» **ENTRIES SUPPLIED**:
§ §

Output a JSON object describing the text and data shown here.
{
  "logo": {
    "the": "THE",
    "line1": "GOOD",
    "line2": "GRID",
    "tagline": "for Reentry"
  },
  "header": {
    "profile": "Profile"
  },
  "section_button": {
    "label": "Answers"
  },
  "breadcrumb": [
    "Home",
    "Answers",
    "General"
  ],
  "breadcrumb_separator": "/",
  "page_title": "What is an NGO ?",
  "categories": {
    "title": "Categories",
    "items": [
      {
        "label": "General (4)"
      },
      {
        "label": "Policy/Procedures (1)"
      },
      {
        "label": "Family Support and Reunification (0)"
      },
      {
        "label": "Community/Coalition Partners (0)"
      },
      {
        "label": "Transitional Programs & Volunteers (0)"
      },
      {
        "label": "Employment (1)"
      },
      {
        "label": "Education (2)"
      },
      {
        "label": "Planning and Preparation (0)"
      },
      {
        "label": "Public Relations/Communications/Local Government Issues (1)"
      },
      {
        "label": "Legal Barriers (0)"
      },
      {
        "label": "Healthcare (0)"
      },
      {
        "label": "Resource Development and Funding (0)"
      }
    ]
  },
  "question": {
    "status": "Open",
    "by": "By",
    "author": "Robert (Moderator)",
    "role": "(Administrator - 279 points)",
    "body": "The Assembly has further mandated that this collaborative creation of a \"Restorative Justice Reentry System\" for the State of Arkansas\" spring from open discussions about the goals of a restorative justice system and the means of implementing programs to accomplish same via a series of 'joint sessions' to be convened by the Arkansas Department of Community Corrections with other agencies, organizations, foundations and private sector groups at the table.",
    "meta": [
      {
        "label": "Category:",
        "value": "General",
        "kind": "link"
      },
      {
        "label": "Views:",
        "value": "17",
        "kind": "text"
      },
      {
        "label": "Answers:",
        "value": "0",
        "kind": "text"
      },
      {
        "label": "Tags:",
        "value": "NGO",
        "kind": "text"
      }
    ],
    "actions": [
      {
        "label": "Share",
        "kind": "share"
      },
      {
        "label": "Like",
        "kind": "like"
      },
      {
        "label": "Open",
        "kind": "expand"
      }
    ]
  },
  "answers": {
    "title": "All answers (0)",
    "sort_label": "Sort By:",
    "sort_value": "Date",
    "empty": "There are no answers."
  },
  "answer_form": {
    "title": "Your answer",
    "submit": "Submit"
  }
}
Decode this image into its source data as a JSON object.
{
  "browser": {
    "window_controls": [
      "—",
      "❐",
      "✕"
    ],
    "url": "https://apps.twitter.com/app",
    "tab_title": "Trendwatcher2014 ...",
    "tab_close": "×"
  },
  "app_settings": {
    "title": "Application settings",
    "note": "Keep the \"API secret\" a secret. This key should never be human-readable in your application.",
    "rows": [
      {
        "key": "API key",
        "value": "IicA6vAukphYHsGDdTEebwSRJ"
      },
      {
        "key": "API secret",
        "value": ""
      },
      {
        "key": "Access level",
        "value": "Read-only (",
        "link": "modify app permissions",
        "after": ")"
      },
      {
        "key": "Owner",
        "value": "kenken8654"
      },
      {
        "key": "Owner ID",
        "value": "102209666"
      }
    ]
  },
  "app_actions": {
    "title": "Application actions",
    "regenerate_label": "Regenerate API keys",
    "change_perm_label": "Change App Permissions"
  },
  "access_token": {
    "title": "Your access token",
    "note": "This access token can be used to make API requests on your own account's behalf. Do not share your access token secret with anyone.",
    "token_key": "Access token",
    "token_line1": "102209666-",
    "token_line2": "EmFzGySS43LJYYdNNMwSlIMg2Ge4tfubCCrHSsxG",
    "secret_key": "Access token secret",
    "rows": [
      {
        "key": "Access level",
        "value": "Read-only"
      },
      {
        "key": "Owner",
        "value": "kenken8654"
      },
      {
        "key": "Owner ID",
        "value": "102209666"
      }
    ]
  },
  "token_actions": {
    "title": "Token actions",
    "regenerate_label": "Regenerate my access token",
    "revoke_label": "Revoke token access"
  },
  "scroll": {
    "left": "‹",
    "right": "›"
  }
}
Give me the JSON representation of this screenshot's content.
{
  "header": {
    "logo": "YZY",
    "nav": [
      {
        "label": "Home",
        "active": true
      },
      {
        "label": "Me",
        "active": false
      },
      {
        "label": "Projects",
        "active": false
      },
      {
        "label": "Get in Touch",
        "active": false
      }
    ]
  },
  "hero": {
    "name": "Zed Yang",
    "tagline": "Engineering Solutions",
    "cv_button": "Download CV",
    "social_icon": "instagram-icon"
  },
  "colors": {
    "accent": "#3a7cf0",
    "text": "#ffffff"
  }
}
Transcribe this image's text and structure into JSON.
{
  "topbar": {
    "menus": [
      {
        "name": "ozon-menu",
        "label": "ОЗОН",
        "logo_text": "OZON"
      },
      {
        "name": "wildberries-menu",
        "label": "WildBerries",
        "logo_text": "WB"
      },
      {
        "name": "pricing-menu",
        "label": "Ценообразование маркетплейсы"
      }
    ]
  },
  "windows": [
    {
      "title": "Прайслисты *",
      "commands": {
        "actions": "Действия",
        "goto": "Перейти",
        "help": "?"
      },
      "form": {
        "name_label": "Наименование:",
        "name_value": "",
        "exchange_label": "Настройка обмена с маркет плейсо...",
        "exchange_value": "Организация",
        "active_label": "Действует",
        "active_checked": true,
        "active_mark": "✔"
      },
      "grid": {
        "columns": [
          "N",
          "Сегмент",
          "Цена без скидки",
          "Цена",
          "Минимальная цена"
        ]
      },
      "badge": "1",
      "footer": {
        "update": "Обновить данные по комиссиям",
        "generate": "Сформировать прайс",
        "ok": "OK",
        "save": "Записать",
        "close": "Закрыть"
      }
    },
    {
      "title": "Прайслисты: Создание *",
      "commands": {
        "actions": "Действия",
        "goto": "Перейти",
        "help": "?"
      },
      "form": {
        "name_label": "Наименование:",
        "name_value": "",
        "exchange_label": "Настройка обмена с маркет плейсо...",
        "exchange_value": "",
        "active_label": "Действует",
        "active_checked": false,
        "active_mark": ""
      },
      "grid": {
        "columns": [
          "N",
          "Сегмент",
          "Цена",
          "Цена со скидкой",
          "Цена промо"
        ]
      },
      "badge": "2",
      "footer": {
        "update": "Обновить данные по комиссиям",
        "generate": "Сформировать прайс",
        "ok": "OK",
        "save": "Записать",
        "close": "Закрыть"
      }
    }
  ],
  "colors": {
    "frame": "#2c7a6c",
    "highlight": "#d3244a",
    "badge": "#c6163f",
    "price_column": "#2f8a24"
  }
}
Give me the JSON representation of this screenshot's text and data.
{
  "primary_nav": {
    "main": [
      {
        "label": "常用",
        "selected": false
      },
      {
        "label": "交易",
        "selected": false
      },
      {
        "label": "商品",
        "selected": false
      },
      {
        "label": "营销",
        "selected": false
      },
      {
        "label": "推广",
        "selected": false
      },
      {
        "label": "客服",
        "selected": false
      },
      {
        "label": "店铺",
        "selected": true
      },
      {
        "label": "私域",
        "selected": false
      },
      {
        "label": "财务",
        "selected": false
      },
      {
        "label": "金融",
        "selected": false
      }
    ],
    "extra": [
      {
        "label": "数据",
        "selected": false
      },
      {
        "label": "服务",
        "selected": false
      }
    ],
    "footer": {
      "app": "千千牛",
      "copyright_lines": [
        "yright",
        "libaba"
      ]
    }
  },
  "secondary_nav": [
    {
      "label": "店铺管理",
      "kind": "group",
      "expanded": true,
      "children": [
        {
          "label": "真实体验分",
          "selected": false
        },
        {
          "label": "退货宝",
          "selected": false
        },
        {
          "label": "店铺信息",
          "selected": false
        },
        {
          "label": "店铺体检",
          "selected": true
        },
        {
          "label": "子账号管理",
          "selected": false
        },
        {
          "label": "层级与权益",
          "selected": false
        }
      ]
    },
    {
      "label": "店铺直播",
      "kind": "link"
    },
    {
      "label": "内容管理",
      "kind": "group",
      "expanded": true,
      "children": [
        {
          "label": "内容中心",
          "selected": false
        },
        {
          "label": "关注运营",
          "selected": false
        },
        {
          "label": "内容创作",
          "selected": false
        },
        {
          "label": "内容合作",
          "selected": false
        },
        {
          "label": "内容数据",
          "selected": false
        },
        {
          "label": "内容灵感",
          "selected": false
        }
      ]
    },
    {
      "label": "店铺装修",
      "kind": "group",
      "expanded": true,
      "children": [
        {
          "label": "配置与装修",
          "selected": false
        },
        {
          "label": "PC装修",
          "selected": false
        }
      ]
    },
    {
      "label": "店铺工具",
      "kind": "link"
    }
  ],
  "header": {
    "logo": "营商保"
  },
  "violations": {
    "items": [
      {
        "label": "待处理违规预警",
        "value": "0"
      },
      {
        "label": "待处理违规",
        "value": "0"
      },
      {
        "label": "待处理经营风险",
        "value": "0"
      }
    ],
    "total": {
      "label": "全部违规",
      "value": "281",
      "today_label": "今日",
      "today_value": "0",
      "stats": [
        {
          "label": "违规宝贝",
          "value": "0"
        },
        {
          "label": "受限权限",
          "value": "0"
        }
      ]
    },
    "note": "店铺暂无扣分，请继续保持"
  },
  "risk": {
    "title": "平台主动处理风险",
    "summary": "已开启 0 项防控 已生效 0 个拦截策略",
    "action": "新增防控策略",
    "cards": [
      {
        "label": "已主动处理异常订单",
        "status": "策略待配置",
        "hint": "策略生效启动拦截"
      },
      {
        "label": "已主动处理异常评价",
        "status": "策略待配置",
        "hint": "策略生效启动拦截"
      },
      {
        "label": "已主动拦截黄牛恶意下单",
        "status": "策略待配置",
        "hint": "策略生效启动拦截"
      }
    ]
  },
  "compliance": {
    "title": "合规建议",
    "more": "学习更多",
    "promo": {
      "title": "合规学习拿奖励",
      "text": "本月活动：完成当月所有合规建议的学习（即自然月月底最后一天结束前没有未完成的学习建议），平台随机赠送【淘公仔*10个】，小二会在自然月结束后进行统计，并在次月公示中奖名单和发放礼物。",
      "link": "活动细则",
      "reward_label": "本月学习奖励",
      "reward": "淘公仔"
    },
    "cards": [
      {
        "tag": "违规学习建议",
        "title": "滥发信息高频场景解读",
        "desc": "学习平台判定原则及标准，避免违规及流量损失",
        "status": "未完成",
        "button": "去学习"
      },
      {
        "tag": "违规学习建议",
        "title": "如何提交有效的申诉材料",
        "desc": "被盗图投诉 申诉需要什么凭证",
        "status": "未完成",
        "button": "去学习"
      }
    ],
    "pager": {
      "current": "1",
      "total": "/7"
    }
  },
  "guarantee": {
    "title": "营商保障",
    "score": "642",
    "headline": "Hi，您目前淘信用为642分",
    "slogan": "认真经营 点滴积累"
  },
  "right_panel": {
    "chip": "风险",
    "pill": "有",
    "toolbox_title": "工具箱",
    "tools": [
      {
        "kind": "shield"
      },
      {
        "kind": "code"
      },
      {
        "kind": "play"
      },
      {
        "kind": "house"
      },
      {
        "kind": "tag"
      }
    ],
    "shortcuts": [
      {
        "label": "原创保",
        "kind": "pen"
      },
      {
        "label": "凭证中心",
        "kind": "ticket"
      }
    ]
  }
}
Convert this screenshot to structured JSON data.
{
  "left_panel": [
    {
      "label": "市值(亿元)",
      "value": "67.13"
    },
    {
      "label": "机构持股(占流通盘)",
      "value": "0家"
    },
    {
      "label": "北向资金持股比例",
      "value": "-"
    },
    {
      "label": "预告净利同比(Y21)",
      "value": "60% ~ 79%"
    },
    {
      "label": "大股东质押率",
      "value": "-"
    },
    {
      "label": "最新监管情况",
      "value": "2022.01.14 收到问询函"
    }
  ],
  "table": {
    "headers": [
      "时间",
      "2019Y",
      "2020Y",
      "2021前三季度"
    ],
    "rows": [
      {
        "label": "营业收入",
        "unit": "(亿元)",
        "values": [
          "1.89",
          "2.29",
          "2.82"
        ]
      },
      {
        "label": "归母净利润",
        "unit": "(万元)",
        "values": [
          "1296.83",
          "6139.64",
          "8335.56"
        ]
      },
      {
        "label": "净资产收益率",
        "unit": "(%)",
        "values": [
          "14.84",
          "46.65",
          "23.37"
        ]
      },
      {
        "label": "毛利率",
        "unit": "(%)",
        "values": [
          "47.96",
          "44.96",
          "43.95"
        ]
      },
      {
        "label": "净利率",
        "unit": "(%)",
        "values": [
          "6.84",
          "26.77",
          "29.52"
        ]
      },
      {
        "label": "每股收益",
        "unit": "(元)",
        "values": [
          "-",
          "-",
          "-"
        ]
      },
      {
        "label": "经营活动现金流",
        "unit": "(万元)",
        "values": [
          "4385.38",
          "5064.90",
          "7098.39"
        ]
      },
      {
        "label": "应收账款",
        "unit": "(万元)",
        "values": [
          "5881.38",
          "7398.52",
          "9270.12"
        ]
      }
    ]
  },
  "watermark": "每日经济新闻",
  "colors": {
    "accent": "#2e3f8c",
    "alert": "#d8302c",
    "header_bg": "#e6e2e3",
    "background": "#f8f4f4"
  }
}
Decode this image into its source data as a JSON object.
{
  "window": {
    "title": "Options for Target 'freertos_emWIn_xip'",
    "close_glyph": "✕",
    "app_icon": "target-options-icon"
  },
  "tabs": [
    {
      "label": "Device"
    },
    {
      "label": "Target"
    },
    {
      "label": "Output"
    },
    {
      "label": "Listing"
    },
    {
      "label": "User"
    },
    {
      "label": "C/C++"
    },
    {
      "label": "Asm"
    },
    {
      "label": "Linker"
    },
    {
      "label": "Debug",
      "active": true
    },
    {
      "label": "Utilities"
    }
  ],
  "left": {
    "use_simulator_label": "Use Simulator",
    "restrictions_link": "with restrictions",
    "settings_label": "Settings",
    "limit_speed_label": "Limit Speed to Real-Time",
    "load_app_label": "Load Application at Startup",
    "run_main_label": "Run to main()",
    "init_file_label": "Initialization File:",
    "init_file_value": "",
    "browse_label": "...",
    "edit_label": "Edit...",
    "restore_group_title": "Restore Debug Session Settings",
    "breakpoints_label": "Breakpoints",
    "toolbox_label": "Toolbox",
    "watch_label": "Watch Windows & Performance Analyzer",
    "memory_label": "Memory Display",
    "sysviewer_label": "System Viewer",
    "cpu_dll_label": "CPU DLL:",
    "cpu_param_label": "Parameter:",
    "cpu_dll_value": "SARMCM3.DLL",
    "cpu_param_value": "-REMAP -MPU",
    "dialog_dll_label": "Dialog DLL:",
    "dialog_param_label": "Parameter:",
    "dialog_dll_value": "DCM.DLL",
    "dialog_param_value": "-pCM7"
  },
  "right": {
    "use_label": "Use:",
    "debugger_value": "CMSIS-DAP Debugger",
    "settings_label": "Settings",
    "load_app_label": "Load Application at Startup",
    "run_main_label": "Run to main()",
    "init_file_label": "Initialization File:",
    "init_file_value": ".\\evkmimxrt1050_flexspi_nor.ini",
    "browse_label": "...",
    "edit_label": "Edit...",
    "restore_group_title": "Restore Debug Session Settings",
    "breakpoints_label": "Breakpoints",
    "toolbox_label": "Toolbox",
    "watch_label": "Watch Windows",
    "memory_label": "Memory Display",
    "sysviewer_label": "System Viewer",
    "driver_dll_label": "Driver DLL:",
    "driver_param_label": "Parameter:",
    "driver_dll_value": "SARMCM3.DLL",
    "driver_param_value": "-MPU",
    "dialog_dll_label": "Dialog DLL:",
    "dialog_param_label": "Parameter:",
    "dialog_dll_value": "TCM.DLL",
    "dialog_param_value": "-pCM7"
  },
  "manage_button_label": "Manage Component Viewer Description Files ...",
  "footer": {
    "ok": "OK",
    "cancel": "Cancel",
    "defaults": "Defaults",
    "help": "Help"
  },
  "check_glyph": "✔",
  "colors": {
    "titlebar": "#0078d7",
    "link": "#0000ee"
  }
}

§ §

» **SET EXERCISE**: Copy out each line that contains the word "Regenerate".

» **TASK SOLUTION**:
    "regenerate_label": "Regenerate API keys",
    "regenerate_label": "Regenerate my access token",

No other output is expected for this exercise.